◆ DIRECTIONS
Locate every line in the material below that has the word "this". Copy each of those lines.

[Extracted records]

----

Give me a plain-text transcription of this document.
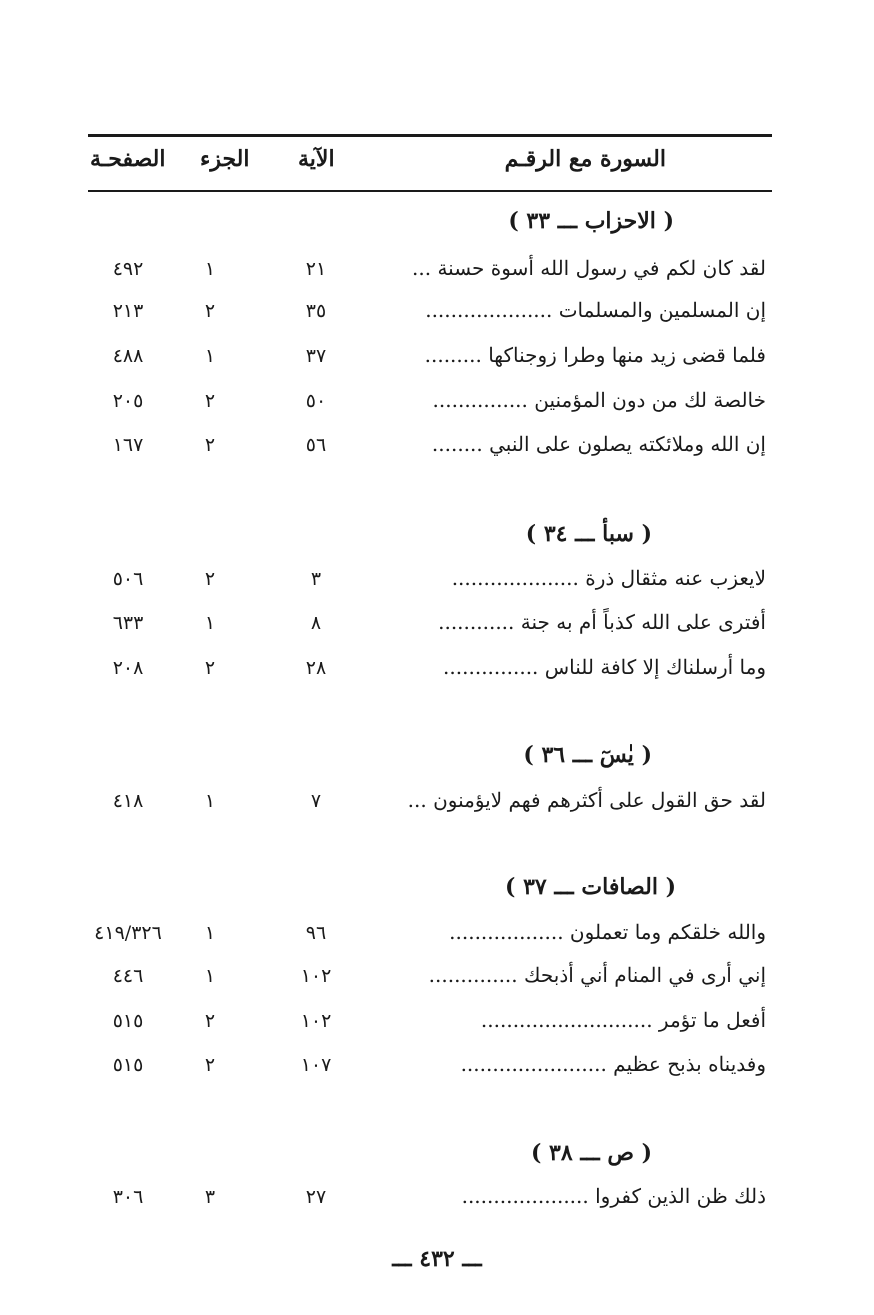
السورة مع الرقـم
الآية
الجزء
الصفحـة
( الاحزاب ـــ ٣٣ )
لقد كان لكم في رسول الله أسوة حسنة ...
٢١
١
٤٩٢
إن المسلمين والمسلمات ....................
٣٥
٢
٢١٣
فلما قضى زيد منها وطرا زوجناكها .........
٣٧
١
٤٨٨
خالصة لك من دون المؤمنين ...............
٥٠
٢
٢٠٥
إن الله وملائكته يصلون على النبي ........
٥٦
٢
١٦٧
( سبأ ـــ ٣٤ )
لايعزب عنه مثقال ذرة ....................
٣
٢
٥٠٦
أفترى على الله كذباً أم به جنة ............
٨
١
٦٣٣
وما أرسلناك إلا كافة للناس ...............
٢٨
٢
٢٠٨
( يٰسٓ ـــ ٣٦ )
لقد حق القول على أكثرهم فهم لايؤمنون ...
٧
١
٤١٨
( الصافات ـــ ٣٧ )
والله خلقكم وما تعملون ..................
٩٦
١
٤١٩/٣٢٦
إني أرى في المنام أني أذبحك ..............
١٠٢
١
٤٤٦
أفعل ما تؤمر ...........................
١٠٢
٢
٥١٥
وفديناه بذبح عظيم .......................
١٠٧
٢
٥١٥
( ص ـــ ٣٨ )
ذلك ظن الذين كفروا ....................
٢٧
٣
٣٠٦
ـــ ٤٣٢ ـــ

----

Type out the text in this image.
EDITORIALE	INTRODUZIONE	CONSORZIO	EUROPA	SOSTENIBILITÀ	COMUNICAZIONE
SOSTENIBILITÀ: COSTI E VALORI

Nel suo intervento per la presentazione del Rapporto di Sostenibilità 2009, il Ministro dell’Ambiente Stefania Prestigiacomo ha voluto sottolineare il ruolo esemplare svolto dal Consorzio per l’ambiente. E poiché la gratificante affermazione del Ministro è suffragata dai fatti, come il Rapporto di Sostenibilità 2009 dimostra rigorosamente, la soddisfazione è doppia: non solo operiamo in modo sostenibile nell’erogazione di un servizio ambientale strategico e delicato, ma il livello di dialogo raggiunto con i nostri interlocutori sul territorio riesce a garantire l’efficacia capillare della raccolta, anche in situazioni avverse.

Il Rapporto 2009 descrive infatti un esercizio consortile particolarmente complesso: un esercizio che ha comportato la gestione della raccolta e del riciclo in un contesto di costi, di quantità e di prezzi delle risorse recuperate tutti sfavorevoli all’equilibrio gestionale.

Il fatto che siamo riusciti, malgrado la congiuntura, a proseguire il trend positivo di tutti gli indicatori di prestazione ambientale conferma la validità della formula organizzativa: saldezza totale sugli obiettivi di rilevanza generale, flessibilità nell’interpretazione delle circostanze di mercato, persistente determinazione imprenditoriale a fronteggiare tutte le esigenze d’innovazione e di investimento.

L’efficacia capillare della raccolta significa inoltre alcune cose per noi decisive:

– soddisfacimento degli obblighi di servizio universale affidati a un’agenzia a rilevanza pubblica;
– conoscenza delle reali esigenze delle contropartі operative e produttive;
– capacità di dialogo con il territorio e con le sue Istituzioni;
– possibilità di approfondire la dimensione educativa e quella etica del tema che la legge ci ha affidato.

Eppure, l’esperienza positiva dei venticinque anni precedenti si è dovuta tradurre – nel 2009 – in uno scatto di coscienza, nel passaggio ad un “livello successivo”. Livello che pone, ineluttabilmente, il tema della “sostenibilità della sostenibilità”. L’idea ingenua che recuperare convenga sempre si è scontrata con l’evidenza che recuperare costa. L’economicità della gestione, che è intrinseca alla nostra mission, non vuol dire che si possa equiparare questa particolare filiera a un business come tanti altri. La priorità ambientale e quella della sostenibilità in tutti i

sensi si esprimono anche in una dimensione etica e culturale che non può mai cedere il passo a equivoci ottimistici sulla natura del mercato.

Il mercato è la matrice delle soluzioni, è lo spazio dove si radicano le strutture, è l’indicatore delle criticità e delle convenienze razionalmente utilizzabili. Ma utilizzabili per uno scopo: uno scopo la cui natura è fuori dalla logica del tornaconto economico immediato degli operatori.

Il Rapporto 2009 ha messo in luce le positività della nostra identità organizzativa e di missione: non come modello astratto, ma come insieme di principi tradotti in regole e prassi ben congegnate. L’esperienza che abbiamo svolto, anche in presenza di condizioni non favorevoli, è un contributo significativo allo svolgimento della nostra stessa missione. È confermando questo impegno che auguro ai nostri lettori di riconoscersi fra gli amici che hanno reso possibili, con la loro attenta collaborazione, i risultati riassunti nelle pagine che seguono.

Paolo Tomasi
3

----

◆ RESPONSE BELOW
Give me a plain-text transcription of this document.
Type out the text in this image.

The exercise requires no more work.